(Part of a data file)
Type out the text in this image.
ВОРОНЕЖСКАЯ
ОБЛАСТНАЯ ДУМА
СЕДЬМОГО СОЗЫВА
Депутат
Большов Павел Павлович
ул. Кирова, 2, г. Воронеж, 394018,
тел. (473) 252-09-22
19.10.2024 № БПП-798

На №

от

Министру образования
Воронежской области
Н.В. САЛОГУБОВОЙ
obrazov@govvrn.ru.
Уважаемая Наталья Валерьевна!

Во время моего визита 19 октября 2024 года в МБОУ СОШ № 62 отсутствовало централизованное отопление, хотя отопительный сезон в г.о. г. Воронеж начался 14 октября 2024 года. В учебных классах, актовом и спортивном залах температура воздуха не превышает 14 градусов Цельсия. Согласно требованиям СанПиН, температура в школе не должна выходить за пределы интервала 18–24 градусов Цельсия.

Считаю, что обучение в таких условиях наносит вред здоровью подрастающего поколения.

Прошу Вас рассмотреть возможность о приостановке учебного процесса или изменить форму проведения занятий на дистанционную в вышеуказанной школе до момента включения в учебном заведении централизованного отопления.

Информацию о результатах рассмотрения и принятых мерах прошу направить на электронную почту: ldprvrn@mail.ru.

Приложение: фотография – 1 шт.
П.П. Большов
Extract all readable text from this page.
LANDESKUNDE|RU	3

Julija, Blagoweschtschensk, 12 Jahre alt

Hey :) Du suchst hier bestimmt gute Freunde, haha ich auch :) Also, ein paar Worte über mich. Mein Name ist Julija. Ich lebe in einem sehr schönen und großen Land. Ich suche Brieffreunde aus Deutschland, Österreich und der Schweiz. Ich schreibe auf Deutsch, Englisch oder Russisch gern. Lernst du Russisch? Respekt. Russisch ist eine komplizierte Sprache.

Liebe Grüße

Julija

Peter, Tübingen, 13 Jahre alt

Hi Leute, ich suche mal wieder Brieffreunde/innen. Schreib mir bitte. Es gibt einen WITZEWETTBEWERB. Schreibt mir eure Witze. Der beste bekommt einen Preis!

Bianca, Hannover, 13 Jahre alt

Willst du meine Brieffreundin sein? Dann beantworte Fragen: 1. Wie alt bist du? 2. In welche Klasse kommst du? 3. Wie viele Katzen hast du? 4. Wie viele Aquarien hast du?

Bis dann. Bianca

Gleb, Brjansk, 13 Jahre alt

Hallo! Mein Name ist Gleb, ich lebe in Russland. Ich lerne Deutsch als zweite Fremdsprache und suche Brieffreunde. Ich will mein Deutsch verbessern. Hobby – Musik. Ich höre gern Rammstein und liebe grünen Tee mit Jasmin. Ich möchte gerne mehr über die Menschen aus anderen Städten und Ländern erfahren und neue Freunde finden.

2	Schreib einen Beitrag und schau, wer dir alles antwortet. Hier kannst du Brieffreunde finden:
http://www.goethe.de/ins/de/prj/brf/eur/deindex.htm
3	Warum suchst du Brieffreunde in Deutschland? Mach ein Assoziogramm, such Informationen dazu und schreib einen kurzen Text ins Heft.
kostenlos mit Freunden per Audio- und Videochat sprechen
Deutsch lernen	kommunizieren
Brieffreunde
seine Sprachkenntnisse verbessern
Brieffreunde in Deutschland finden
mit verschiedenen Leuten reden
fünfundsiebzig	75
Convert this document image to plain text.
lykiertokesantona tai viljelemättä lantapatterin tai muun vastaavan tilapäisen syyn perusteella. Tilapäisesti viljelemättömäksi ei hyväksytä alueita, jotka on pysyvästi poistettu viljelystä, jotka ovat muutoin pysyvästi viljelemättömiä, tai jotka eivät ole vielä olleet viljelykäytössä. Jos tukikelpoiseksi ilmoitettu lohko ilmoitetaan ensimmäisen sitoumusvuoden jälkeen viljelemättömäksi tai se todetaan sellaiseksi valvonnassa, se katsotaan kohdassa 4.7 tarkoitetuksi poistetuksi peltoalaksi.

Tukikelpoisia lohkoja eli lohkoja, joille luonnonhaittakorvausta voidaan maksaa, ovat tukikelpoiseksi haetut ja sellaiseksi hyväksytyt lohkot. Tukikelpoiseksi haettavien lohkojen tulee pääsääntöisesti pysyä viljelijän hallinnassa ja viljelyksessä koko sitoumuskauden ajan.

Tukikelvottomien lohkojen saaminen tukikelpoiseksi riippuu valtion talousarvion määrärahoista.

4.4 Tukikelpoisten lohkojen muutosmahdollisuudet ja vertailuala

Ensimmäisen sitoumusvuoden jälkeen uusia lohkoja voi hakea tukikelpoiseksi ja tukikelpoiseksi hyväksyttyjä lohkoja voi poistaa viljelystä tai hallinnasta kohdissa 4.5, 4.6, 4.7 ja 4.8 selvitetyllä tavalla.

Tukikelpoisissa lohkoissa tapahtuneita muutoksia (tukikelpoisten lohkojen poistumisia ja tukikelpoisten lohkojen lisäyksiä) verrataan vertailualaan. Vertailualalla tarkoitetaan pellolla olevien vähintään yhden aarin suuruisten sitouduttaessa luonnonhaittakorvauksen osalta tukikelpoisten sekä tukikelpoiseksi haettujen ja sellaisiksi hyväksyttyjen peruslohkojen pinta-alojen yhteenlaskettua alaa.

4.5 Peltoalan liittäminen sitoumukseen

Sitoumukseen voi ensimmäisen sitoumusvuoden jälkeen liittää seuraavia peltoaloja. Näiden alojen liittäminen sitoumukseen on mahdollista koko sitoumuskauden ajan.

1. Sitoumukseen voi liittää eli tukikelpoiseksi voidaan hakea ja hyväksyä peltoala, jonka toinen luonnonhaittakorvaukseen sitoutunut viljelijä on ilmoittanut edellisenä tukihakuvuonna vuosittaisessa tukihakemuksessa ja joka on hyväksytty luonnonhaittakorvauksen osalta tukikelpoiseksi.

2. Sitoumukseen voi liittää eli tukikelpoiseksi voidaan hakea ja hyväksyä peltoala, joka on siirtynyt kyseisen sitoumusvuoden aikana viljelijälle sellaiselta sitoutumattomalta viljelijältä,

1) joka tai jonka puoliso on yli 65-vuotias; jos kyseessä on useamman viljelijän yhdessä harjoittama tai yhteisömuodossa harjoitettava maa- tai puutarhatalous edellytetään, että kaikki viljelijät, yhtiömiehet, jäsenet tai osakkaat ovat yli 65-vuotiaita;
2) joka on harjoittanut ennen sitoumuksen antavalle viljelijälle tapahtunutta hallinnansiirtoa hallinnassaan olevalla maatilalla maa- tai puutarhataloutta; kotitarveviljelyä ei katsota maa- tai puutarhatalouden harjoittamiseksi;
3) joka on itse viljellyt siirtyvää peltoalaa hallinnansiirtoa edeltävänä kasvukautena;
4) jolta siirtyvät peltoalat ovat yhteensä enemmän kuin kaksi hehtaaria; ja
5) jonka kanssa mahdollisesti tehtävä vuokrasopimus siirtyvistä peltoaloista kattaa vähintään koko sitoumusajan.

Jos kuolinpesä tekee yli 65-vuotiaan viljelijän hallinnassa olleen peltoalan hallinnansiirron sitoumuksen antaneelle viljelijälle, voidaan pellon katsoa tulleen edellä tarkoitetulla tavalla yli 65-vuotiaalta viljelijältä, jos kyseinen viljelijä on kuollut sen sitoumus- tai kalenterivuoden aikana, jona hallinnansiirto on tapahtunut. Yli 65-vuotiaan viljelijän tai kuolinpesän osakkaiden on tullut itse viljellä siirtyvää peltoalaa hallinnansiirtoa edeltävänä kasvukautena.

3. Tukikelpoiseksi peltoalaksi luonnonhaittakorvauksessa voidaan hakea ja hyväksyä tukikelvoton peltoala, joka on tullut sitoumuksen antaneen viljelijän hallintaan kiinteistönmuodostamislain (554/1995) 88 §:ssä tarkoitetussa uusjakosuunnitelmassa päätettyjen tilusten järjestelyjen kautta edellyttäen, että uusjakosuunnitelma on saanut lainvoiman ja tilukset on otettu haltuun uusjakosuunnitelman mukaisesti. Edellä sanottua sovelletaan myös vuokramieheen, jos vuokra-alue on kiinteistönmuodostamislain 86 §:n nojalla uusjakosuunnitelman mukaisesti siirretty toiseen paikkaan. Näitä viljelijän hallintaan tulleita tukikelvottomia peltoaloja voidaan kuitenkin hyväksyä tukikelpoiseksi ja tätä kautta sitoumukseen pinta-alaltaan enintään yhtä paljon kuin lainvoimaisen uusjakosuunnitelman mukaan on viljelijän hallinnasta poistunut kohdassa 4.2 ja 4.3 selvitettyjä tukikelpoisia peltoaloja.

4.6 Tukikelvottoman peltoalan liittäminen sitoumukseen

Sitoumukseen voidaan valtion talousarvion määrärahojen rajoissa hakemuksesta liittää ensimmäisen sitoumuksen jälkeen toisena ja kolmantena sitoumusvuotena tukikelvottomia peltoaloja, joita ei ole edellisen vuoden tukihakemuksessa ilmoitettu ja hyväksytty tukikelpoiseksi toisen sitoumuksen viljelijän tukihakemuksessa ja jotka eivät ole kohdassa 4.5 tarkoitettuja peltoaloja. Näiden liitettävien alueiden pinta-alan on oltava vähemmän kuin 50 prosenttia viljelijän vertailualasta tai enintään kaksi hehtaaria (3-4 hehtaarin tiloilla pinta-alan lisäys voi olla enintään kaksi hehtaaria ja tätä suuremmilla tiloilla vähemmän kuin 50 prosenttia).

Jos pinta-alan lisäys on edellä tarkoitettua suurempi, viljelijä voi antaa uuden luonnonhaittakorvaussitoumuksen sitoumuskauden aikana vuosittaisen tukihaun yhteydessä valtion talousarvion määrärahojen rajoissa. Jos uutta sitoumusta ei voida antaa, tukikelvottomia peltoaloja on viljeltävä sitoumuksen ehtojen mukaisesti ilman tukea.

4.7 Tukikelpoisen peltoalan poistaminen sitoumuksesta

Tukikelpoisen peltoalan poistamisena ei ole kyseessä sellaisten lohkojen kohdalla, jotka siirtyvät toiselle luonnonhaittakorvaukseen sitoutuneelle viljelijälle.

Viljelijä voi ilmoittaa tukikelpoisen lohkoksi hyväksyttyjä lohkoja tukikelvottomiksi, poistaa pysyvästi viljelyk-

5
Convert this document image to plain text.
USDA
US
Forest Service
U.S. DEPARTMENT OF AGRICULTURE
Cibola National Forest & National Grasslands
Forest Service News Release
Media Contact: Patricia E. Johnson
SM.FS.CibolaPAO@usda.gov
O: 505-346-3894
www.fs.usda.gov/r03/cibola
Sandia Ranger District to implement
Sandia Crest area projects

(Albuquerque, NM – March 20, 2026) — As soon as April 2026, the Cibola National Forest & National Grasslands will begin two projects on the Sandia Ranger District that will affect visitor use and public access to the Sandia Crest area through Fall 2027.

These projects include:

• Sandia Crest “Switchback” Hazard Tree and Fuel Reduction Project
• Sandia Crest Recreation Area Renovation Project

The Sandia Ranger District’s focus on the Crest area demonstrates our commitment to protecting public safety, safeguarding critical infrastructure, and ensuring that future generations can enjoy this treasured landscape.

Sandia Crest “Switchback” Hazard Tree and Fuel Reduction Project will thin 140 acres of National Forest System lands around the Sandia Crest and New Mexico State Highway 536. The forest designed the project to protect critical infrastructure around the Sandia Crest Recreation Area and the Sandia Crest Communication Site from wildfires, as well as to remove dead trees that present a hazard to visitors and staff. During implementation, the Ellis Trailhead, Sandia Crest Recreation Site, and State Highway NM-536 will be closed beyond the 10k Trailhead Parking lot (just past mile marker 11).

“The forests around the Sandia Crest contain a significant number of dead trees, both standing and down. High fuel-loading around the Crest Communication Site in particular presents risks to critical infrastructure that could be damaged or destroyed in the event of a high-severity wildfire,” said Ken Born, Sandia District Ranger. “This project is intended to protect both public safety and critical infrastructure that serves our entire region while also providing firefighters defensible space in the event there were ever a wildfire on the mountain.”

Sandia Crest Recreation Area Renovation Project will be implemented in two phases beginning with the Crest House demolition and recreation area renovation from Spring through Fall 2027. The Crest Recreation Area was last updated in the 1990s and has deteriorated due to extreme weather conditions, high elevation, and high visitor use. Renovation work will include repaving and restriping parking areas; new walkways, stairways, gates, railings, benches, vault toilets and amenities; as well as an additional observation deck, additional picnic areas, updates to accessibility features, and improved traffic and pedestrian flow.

> **GIVEN REQUEST**
Lines of the material that contain the word "luonnonhaittakorvaukseen" are to be gathered.

> **EXERCISE RESULT**
1. Sitoumukseen voi liittää eli tukikelpoiseksi voidaan hakea ja hyväksyä peltoala, jonka toinen luonnonhaittakorvaukseen sitoutunut viljelijä on ilmoittanut edellisenä tukihakuvuonna vuosittaisessa tukihakemuksessa ja joka on hyväksytty luonnonhaittakorvauksen osalta tukikelpoiseksi.
Tukikelpoisen peltoalan poistamisena ei ole kyseessä sellaisten lohkojen kohdalla, jotka siirtyvät toiselle luonnonhaittakorvaukseen sitoutuneelle viljelijälle.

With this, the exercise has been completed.